● GIVEN INSTRUCTION
Whenever a line below holds the word "this", copy that line.

##### DATA ROWS #####

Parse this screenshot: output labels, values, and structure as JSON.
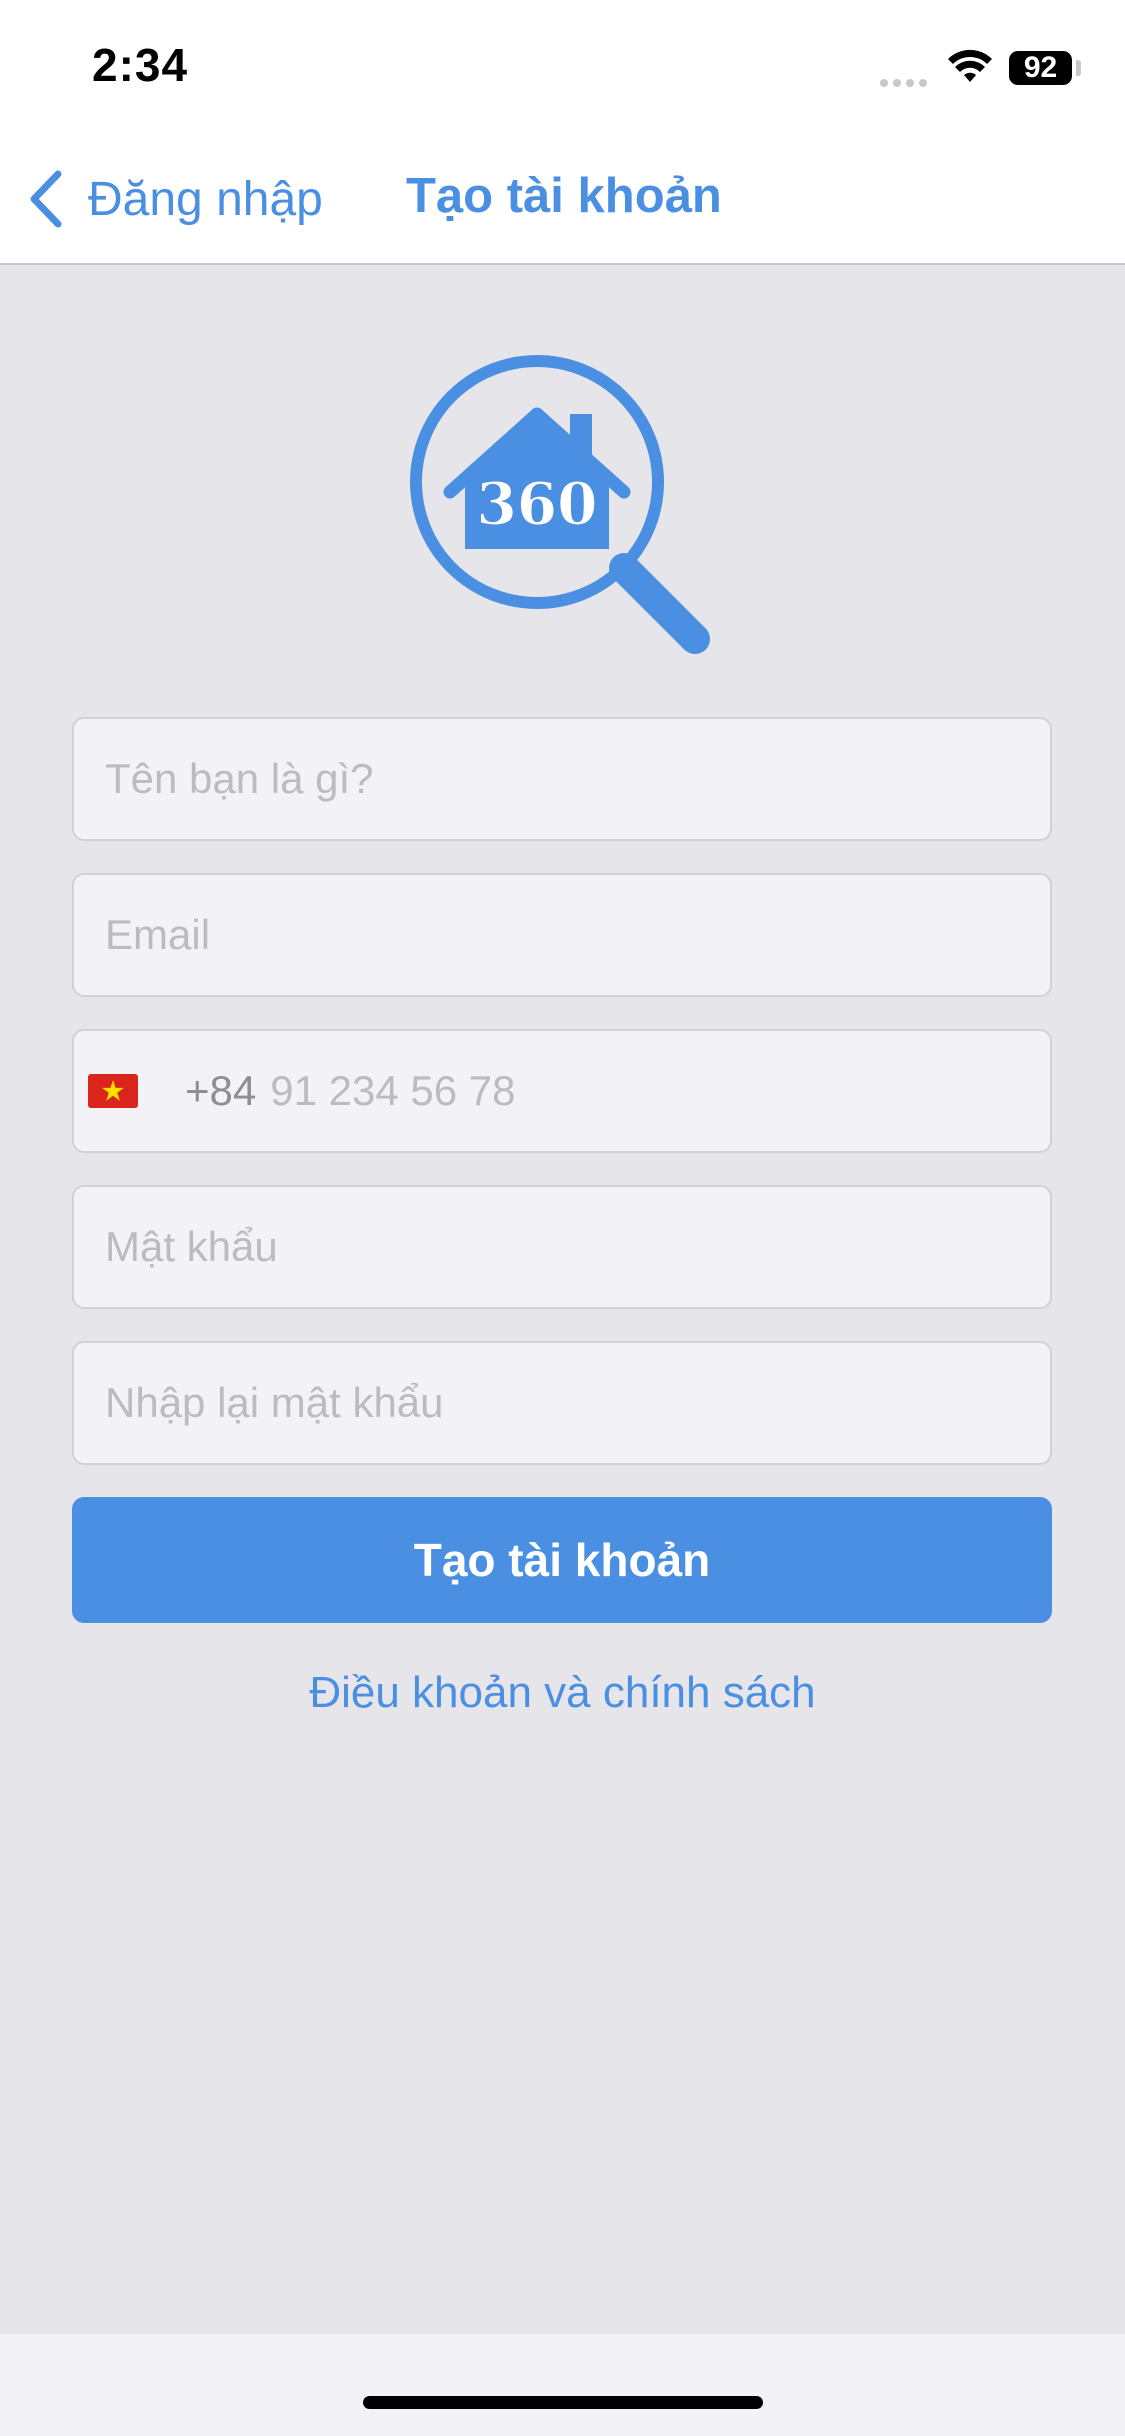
{
  "status_bar": {
    "time": "2:34",
    "battery": "92"
  },
  "nav": {
    "back_label": "Đăng nhập",
    "title": "Tạo tài khoản"
  },
  "logo": {
    "text": "360",
    "color": "#4a8fe2"
  },
  "form": {
    "name_placeholder": "Tên bạn là gì?",
    "email_placeholder": "Email",
    "phone": {
      "country_code": "+84",
      "placeholder": "91 234 56 78",
      "flag": "vietnam-flag-icon"
    },
    "password_placeholder": "Mật khẩu",
    "confirm_password_placeholder": "Nhập lại mật khẩu"
  },
  "actions": {
    "create_account": "Tạo tài khoản",
    "terms_link": "Điều khoản và chính sách"
  },
  "colors": {
    "accent": "#4a8fe2",
    "background": "#e5e5ea",
    "field_bg": "#f2f2f7"
  }
}
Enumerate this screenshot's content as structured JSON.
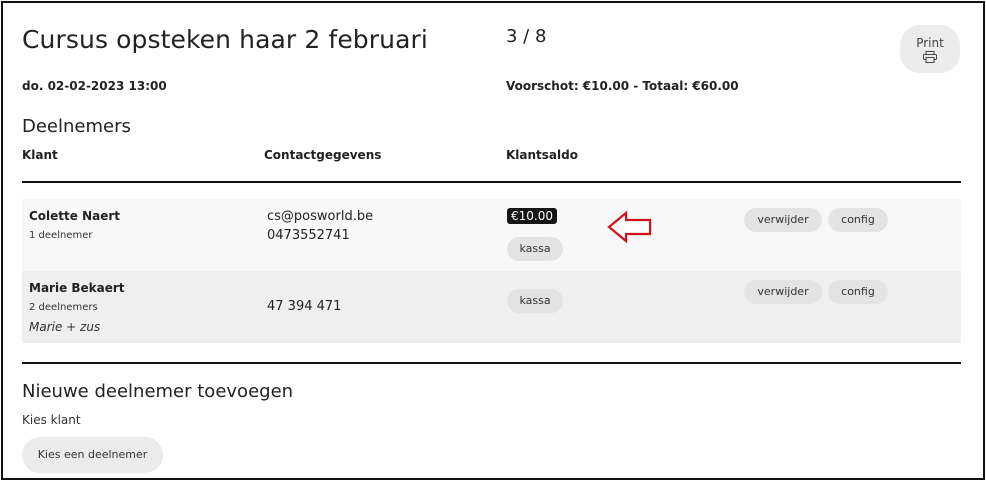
{
  "header": {
    "title": "Cursus opsteken haar 2 februari",
    "capacity": "3 / 8",
    "date": "do. 02-02-2023 13:00",
    "money": "Voorschot: €10.00 - Totaal: €60.00",
    "print_label": "Print",
    "print_icon": "printer-icon"
  },
  "participants": {
    "section_title": "Deelnemers",
    "columns": [
      "Klant",
      "Contactgegevens",
      "Klantsaldo"
    ],
    "rows": [
      {
        "name": "Colette Naert",
        "count": "1 deelnemer",
        "note": "",
        "email": "cs@posworld.be",
        "phone": "0473552741",
        "balance": "€10.00",
        "kassa": "kassa",
        "remove": "verwijder",
        "config": "config"
      },
      {
        "name": "Marie Bekaert",
        "count": "2 deelnemers",
        "note": "Marie + zus",
        "email": "",
        "phone": "47 394 471",
        "balance": "",
        "kassa": "kassa",
        "remove": "verwijder",
        "config": "config"
      }
    ]
  },
  "annotation": {
    "icon": "red-arrow-left-icon",
    "color": "#d0121b"
  },
  "add_participant": {
    "title": "Nieuwe deelnemer toevoegen",
    "label": "Kies klant",
    "button": "Kies een deelnemer"
  }
}
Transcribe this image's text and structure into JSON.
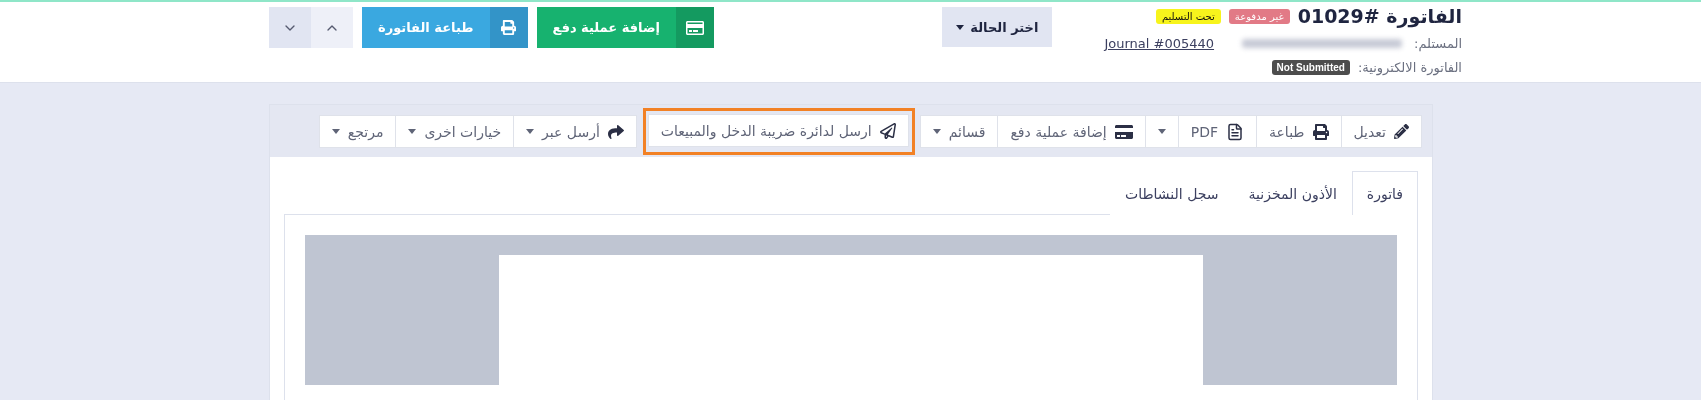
{
  "header": {
    "title": "الفاتورة #01029",
    "badges": [
      {
        "text": "غير مدفوعة",
        "color": "#e27a86"
      },
      {
        "text": "تحت التسليم",
        "color": "#f7f41c"
      }
    ],
    "recipient_label": "المستلم:",
    "journal_link": "Journal #005440",
    "einvoice_label": "الفاتورة الالكترونية:",
    "einvoice_status": "Not Submitted",
    "status_dropdown": "اختر الحالة",
    "actions": [
      {
        "kind": "payment",
        "label": "إضافة عملية دفع"
      },
      {
        "kind": "print",
        "label": "طباعة الفاتورة"
      }
    ]
  },
  "toolbar": [
    {
      "kind": "edit",
      "label": "تعديل",
      "dropdown": false,
      "highlighted": false
    },
    {
      "kind": "print",
      "label": "طباعة",
      "dropdown": false,
      "highlighted": false
    },
    {
      "kind": "pdf",
      "label": "PDF",
      "dropdown": false,
      "highlighted": false
    },
    {
      "kind": "none",
      "dropdown": true,
      "highlighted": false
    },
    {
      "kind": "payment",
      "label": "إضافة عملية دفع",
      "dropdown": false,
      "highlighted": false
    },
    {
      "kind": "none",
      "label": "قسائم",
      "dropdown": true,
      "highlighted": false
    },
    {
      "kind": "send",
      "label": "ارسل لدائرة ضريبة الدخل والمبيعات",
      "dropdown": false,
      "highlighted": true
    },
    {
      "kind": "share",
      "label": "أرسل عبر",
      "dropdown": true,
      "highlighted": false
    },
    {
      "kind": "none",
      "label": "خيارات اخرى",
      "dropdown": true,
      "highlighted": false
    },
    {
      "kind": "none",
      "label": "مرتجع",
      "dropdown": true,
      "highlighted": false
    }
  ],
  "tabs": [
    {
      "label": "فاتورة",
      "selected": true
    },
    {
      "label": "الأذون المخزنية",
      "selected": false
    },
    {
      "label": "سجل النشاطات",
      "selected": false
    }
  ]
}
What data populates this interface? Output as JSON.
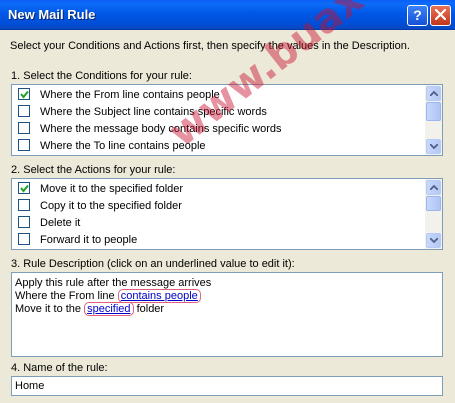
{
  "window": {
    "title": "New Mail Rule"
  },
  "intro": "Select your Conditions and Actions first, then specify the values in the Description.",
  "conditions": {
    "label": "1. Select the Conditions for your rule:",
    "items": [
      {
        "label": "Where the From line contains people",
        "checked": true
      },
      {
        "label": "Where the Subject line contains specific words",
        "checked": false
      },
      {
        "label": "Where the message body contains specific words",
        "checked": false
      },
      {
        "label": "Where the To line contains people",
        "checked": false
      }
    ]
  },
  "actions": {
    "label": "2. Select the Actions for your rule:",
    "items": [
      {
        "label": "Move it to the specified folder",
        "checked": true
      },
      {
        "label": "Copy it to the specified folder",
        "checked": false
      },
      {
        "label": "Delete it",
        "checked": false
      },
      {
        "label": "Forward it to people",
        "checked": false
      }
    ]
  },
  "description": {
    "label": "3. Rule Description (click on an underlined value to edit it):",
    "line1": "Apply this rule after the message arrives",
    "line2_prefix": "Where the From line ",
    "line2_link": "contains people",
    "line3_prefix": "Move it to the ",
    "line3_link": "specified",
    "line3_suffix": " folder"
  },
  "rule_name": {
    "label": "4. Name of the rule:",
    "value": "Home"
  },
  "watermark": "www.buaxua.vn",
  "colors": {
    "titlebar": "#0058e6",
    "link": "#0000cc",
    "watermark": "#c8102e"
  }
}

#####

● WRITTEN RESPONSE
Parse this screenshot: output labels, values, and structure as JSON.
Enumerate this screenshot's content as structured JSON.
Transcribe this image's text and structure into JSON.
What data populates this interface? Output as JSON.
    "line1": "Apply this rule after the message arrives",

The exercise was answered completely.